(Entries with figure data)

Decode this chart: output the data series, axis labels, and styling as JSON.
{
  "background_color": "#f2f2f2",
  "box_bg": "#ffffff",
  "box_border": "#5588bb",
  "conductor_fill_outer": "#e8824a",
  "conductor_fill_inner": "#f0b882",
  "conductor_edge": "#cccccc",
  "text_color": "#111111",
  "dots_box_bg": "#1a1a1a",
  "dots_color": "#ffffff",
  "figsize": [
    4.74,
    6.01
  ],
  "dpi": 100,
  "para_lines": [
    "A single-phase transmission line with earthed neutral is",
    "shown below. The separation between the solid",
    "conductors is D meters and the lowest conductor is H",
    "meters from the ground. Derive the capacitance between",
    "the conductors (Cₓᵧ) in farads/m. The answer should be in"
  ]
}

Stated task:
Nothing should be left out: repeat all of the data exactly.

Worked solution:
Decode this chart: output the data series, axis labels, and styling as JSON.
{
  "background_color": "#f2f2f2",
  "box_bg": "#ffffff",
  "box_border": "#5588bb",
  "conductor_fill_outer": "#e8824a",
  "conductor_fill_inner": "#f0b882",
  "conductor_edge": "#cccccc",
  "text_color": "#111111",
  "dots_box_bg": "#1a1a1a",
  "dots_color": "#ffffff",
  "figsize": [
    4.74,
    6.01
  ],
  "dpi": 100,
  "para_lines": [
    "A single-phase transmission line with earthed neutral is",
    "shown below. The separation between the solid",
    "conductors is D meters and the lowest conductor is H",
    "meters from the ground. Derive the capacitance between",
    "the conductors (Cₓᵧ) in farads/m. The answer should be in"
  ]
}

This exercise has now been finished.